- _Exercise directions_:
Search the records below for the word "News". Pull out each line that has it.
-- Start of Material for the task --
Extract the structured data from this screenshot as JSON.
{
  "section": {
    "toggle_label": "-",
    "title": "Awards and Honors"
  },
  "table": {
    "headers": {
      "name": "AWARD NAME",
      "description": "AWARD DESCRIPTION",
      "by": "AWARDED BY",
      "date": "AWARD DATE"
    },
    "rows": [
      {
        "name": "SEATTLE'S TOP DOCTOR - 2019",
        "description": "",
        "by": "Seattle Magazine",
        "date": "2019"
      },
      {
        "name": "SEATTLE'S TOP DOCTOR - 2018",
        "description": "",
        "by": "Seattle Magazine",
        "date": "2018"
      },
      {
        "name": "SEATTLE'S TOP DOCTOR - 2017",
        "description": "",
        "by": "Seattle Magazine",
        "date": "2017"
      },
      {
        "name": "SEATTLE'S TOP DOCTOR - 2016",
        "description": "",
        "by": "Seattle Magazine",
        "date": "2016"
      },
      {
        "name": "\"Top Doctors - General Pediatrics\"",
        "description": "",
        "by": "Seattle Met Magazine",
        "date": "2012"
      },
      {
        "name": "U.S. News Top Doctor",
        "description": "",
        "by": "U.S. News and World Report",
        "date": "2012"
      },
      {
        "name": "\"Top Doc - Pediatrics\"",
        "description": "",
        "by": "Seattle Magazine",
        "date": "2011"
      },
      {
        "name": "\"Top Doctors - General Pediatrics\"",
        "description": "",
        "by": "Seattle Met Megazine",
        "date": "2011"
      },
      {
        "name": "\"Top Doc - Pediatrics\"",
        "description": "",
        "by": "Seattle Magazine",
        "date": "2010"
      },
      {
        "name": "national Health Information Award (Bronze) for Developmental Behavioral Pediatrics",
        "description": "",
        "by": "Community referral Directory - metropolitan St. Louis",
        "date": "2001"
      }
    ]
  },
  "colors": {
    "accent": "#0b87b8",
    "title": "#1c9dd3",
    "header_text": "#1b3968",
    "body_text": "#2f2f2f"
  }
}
-- End of Material for the task --
- _Task answer_:
        "name": "U.S. News Top Doctor",
        "by": "U.S. News and World Report",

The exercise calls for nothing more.